Data entries
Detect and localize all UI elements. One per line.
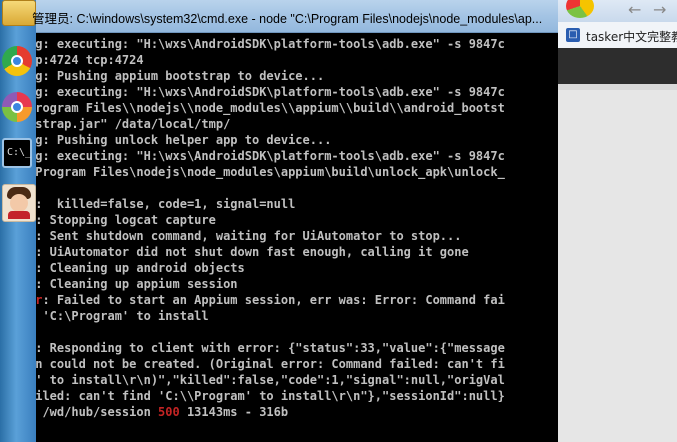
console-text: m' to install\r\n)","killed":false,"code… [36,373,505,387]
window-titlebar[interactable]: 管理员: C:\windows\system32\cmd.exe - node … [32,0,558,33]
browser-logo-icon [566,0,594,18]
console-text: o: UiAutomator did not shut down fast en… [36,245,469,259]
console-text: ug: Pushing appium bootstrap to device..… [36,69,325,83]
console-line: o: killed=false, code=1, signal=null [36,196,295,212]
console-line: Program Files\\nodejs\\node_modules\\app… [36,100,505,116]
console-text: tstrap.jar" /data/local/tmp/ [36,117,231,131]
console-text: o: Responding to client with error: {"st… [36,341,505,355]
console-line: ug: Pushing unlock helper app to device.… [36,132,331,148]
console-line: on could not be created. (Original error… [36,356,505,372]
console-text: 13143ms - 316b [179,405,289,419]
browser-tabbar: ← → [558,0,677,22]
forward-arrow-icon[interactable]: → [653,0,666,19]
console-line: \Program Files\nodejs\node_modules\appiu… [36,164,505,180]
console-line: d 'C:\Program' to install [36,308,209,324]
console-text: o: Stopping logcat capture [36,213,216,227]
taskbar: C:\_ [0,0,36,442]
page-header [558,48,677,84]
console-text: ug: executing: "H:\wxs\AndroidSDK\platfo… [36,149,505,163]
console-text: o: Cleaning up appium session [36,277,238,291]
console-line: o: Stopping logcat capture [36,212,216,228]
console-text: d 'C:\Program' to install [36,309,209,323]
browser-window[interactable]: ← → □ tasker中文完整教 [558,0,677,442]
console-text: [ /wd/hub/session [36,405,159,419]
console-text: ug: executing: "H:\wxs\AndroidSDK\platfo… [36,85,505,99]
error-text: 500 [158,405,180,419]
console-line: o: UiAutomator did not shut down fast en… [36,244,469,260]
console-line: ug: executing: "H:\wxs\AndroidSDK\platfo… [36,148,505,164]
browser-alt-icon[interactable] [2,92,32,122]
console-line: ug: Pushing appium bootstrap to device..… [36,68,324,84]
cmd-icon[interactable]: C:\_ [2,138,32,168]
cmd-window[interactable]: 管理员: C:\windows\system32\cmd.exe - node … [32,0,558,442]
console-line: cp:4724 tcp:4724 [36,52,144,68]
console-text: \Program Files\nodejs\node_modules\appiu… [36,165,505,179]
avatar-face [10,194,28,212]
console-output[interactable]: ug: executing: "H:\wxs\AndroidSDK\platfo… [36,33,558,442]
console-text: o: killed=false, code=1, signal=null [36,197,296,211]
console-line: m' to install\r\n)","killed":false,"code… [36,372,505,388]
back-arrow-icon[interactable]: ← [628,0,641,19]
bookmark-favicon-icon: □ [566,28,580,42]
console-line: o: Responding to client with error: {"st… [36,340,505,356]
console-text: : Failed to start an Appium session, err… [42,293,505,307]
user-avatar-icon[interactable] [2,184,36,222]
page-divider [558,84,677,90]
console-line: tstrap.jar" /data/local/tmp/ [36,116,230,132]
console-line: or: Failed to start an Appium session, e… [36,292,505,308]
console-line: [ /wd/hub/session 500 13143ms - 316b [36,404,288,420]
browser-icon[interactable] [2,46,32,76]
console-text: on could not be created. (Original error… [36,357,505,371]
console-line: ug: executing: "H:\wxs\AndroidSDK\platfo… [36,36,505,52]
console-line: o: Cleaning up android objects [36,260,245,276]
window-title: 管理员: C:\windows\system32\cmd.exe - node … [32,12,543,26]
page-content [558,84,677,442]
bookmarks-bar: □ tasker中文完整教 [558,22,677,49]
console-text: ailed: can't find 'C:\\Program' to insta… [36,389,505,403]
console-line: ug: executing: "H:\wxs\AndroidSDK\platfo… [36,84,505,100]
console-text: Program Files\\nodejs\\node_modules\\app… [36,101,505,115]
console-text: ug: executing: "H:\wxs\AndroidSDK\platfo… [36,37,505,51]
avatar-shirt [8,211,30,219]
console-line: ailed: can't find 'C:\\Program' to insta… [36,388,505,404]
console-line: o: Cleaning up appium session [36,276,238,292]
bookmark-link[interactable]: tasker中文完整教 [586,28,677,45]
folder-icon[interactable] [2,0,36,26]
console-text: cp:4724 tcp:4724 [36,53,144,67]
console-text: o: Cleaning up android objects [36,261,245,275]
console-text: ug: Pushing unlock helper app to device.… [36,133,332,147]
console-line: o: Sent shutdown command, waiting for Ui… [36,228,461,244]
console-text: o: Sent shutdown command, waiting for Ui… [36,229,462,243]
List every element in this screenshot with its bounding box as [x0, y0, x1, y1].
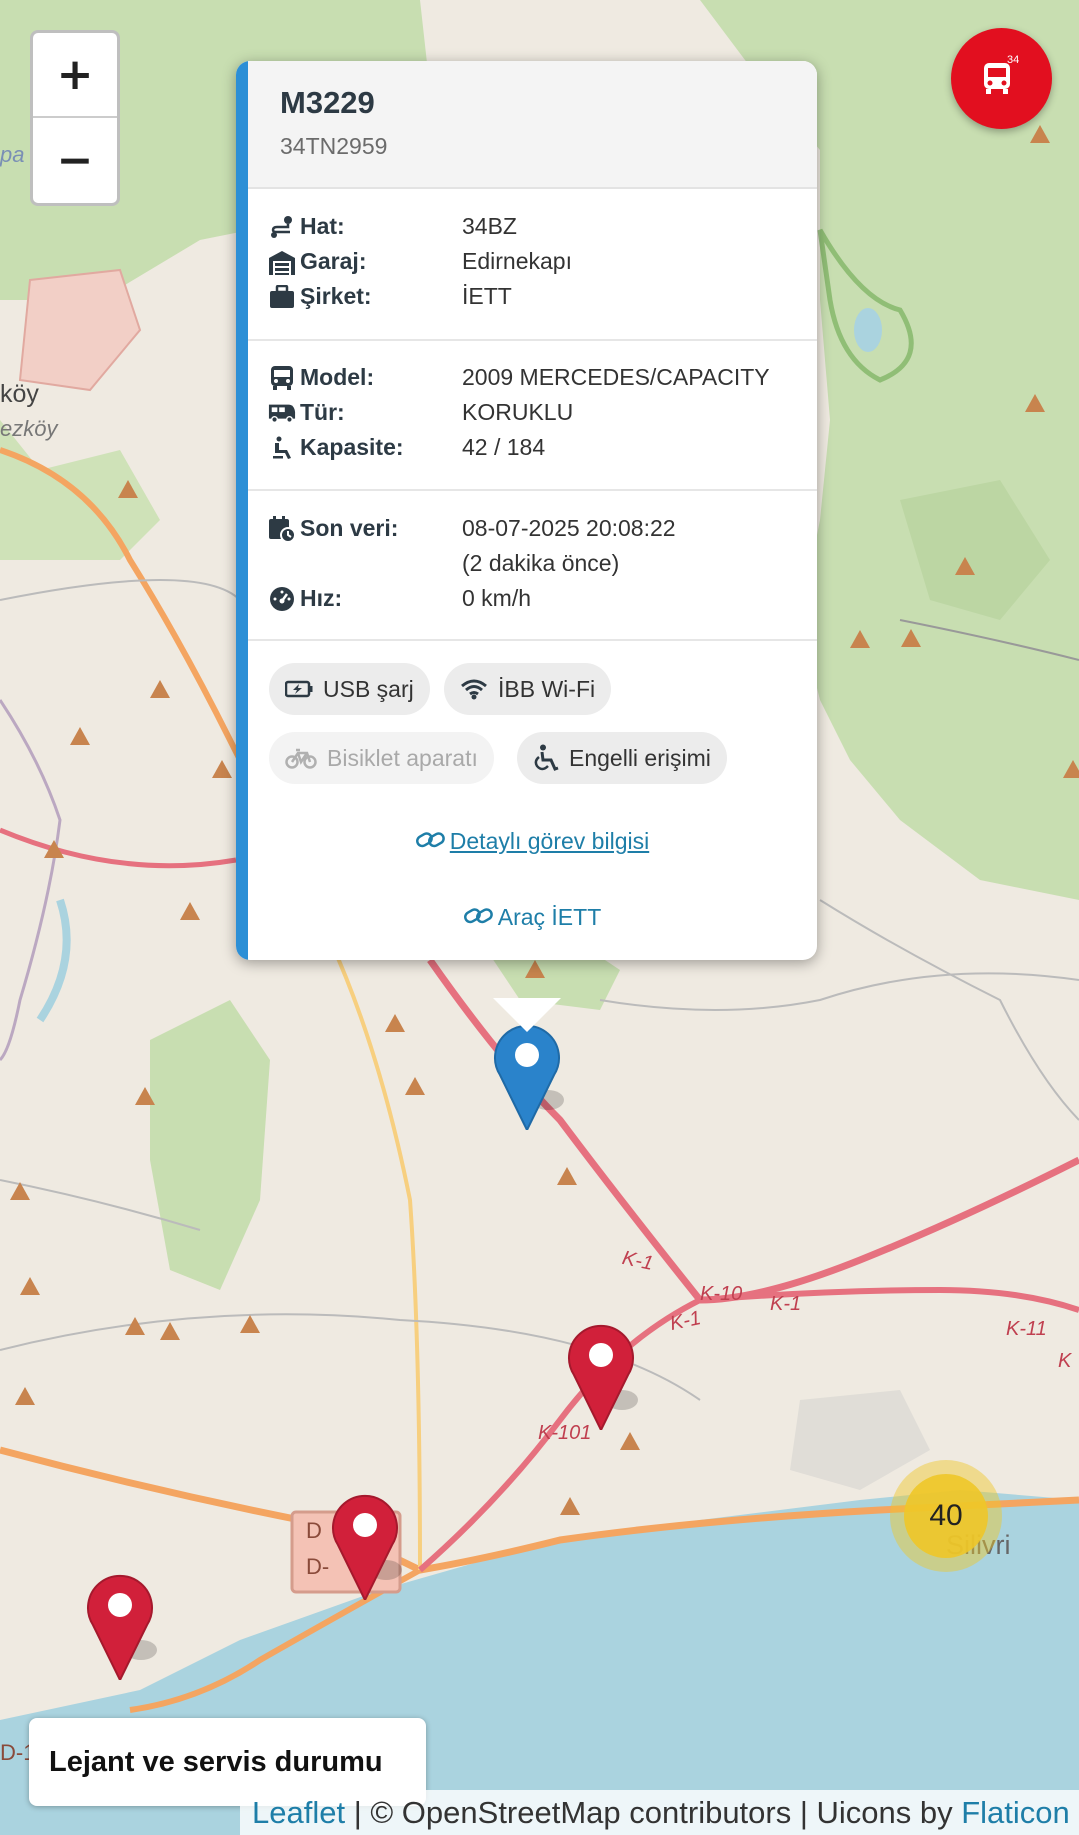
task-detail-link[interactable]: Detaylı görev bilgisi [248, 828, 817, 857]
link-icon [415, 829, 446, 857]
info-value: 34BZ [462, 213, 517, 239]
calendar-clock-icon [268, 515, 296, 543]
info-value-relative: (2 dakika önce) [462, 550, 620, 576]
battery-charge-icon [285, 680, 313, 698]
info-row-garage: Garaj: Edirnekapı [268, 244, 817, 279]
road-label: K-11 [1006, 1318, 1047, 1340]
feature-label: USB şarj [323, 675, 414, 702]
info-value: 42 / 184 [462, 434, 546, 460]
info-label: Garaj: [300, 248, 367, 274]
info-value: Edirnekapı [462, 248, 572, 274]
place-label: köy [0, 380, 39, 408]
vehicle-popup: M3229 34TN2959 Hat: 34BZ Garaj: Edirneka… [236, 61, 817, 960]
road-label: K [1058, 1350, 1072, 1372]
bus-icon [268, 364, 296, 392]
place-label: pa [0, 142, 25, 167]
fab-badge: 34 [1007, 54, 1020, 66]
info-row-last-data: Son veri: 08-07-2025 20:08:22 [268, 511, 817, 546]
feature-label: Bisiklet aparatı [327, 744, 478, 771]
flaticon-link[interactable]: Flaticon [961, 1795, 1070, 1830]
garage-icon [268, 248, 296, 276]
info-row-relative: (2 dakika önce) [268, 546, 817, 581]
info-label: Hız: [300, 585, 343, 611]
vehicle-marker[interactable] [328, 1490, 408, 1600]
wifi-icon [460, 678, 488, 700]
info-value: 0 km/h [462, 585, 532, 611]
link-icon [463, 905, 494, 933]
van-icon [268, 399, 296, 427]
popup-section-vehicle: Model: 2009 MERCEDES/CAPACITY Tür: KORUK… [248, 341, 817, 491]
info-row-model: Model: 2009 MERCEDES/CAPACITY [268, 360, 817, 395]
info-row-line: Hat: 34BZ [268, 209, 817, 244]
feature-label: İBB Wi-Fi [498, 675, 596, 702]
cluster-count: 40 [904, 1474, 988, 1558]
vehicle-id: M3229 [280, 85, 375, 120]
info-row-capacity: Kapasite: 42 / 184 [268, 430, 817, 465]
briefcase-icon [268, 283, 296, 311]
road-label: D [306, 1518, 322, 1543]
info-value: KORUKLU [462, 399, 574, 425]
bicycle-icon [285, 747, 317, 769]
marker-cluster[interactable]: 40 [890, 1460, 1002, 1572]
info-label: Son veri: [300, 515, 399, 541]
vehicle-plate: 34TN2959 [280, 133, 388, 159]
info-label: Tür: [300, 399, 345, 425]
zoom-in-button[interactable]: + [33, 33, 117, 118]
leaflet-link[interactable]: Leaflet [252, 1795, 345, 1830]
popup-section-route: Hat: 34BZ Garaj: Edirnekapı Şirket: İETT [248, 189, 817, 341]
speedometer-icon [268, 585, 296, 613]
vehicle-marker-selected[interactable] [490, 1020, 570, 1130]
route-icon [268, 213, 296, 241]
info-label: Model: [300, 364, 375, 390]
popup-section-status: Son veri: 08-07-2025 20:08:22 (2 dakika … [248, 491, 817, 641]
popup-accent [236, 61, 248, 960]
info-label: Hat: [300, 213, 345, 239]
info-value: İETT [462, 283, 512, 309]
road-label: K-10 [700, 1283, 743, 1305]
info-row-company: Şirket: İETT [268, 279, 817, 314]
feature-chip-bicycle: Bisiklet aparatı [269, 732, 494, 784]
vehicle-marker[interactable] [83, 1570, 163, 1680]
info-value: 08-07-2025 20:08:22 [462, 515, 676, 541]
info-label: Şirket: [300, 283, 372, 309]
road-label: K-1 [770, 1293, 802, 1315]
feature-chip-wifi: İBB Wi-Fi [444, 663, 612, 715]
popup-tip [493, 998, 561, 1032]
popup-header: M3229 34TN2959 [248, 61, 817, 189]
bus-fab-button[interactable]: 34 [951, 28, 1052, 129]
vehicle-iett-link[interactable]: Araç İETT [248, 904, 817, 933]
seat-icon [268, 434, 296, 462]
zoom-out-button[interactable]: − [33, 118, 117, 203]
zoom-control: + − [30, 30, 120, 206]
wheelchair-icon [533, 744, 559, 772]
feature-label: Engelli erişimi [569, 744, 711, 771]
map-attribution: Leaflet | © OpenStreetMap contributors |… [240, 1790, 1079, 1835]
info-value: 2009 MERCEDES/CAPACITY [462, 364, 770, 390]
road-label: D- [306, 1554, 330, 1579]
info-row-speed: Hız: 0 km/h [268, 581, 817, 616]
info-row-type: Tür: KORUKLU [268, 395, 817, 430]
info-label: Kapasite: [300, 434, 404, 460]
vehicle-marker[interactable] [564, 1320, 644, 1430]
feature-chip-accessibility: Engelli erişimi [517, 732, 727, 784]
attribution-text: | © OpenStreetMap contributors | Uicons … [345, 1795, 962, 1830]
feature-chip-usb: USB şarj [269, 663, 430, 715]
place-label: ezköy [0, 416, 58, 441]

• _Direction_
Please collect every line of the data above that contains the word "Stopping", treating uppercase and lowercase as different.

• _Solved problem_
console-text: o: Stopping logcat capture [36,213,216,227]
console-line: o: Stopping logcat capture [36,212,216,228]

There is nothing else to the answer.